--- start of GIVEN TEXT ---

>> All right, today an
exciting topic of hashing
and hash tables and hash functions.
So first let's talk a little bit about
hash functions, what are these things.
They are mappings.
They're functions, right?
They're mappings from some type
to the non-negative integers
first and foremost.
So whenever T is some key type, it might
be a string for example and the value
of that would be a hash
value for that key example.
So sometimes these are called signatures
and sometimes they are
called hash values.
Another critical property defining
hash functions is that they are not one
to one, so that means that you can map
the type T to non-negative integers
but you cannot reverse that process.
There's no way to find the mapping
from non-negative integers
back to the hash function.
It theoretically cannot exist.
So what this means is that it's hard to
sort of reverse engineer a hash value.
There are two main uses
for hash functions.

--- end of GIVEN TEXT ---
--- start of DATA PROVIDED ---

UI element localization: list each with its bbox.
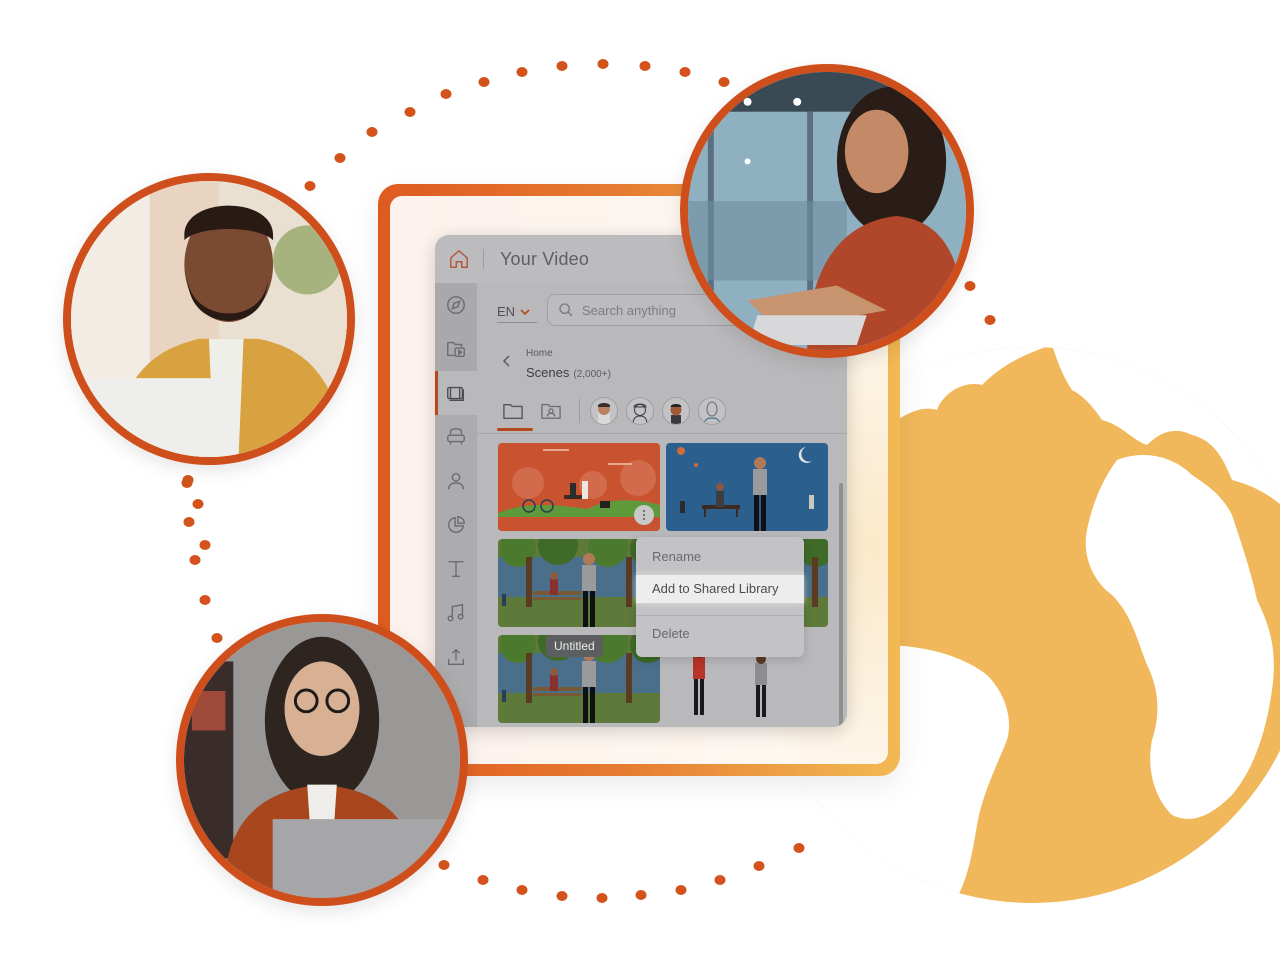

--- end of DATA PROVIDED ---

TO-DO LIST:
1 – Decide whether each statement agrees with the hashing lecture, answering yes or no and quoting the deciding words: (a) Hash functions map some type to the non-negative integers. (b) Hash values are sometimes called signatures. (c) Hash functions have three main uses.
2 – In the hashing lecture, what example of a key type is offered?
3 – Quote from the hashing lecture the stretch from "There's no way" through "a hash value.".

WORKED ANSWERS:
1 –
(a) Yes: "They're mappings from some type to the non-negative integers"
(b) Yes: "sometimes these are called signatures"
(c) No: "There are two main uses for hash functions."

2 – A string.

3 –
There's no way to find the mapping
from non-negative integers
back to the hash function.
It theoretically cannot exist.
So what this means is that it's hard to
sort of reverse engineer a hash value.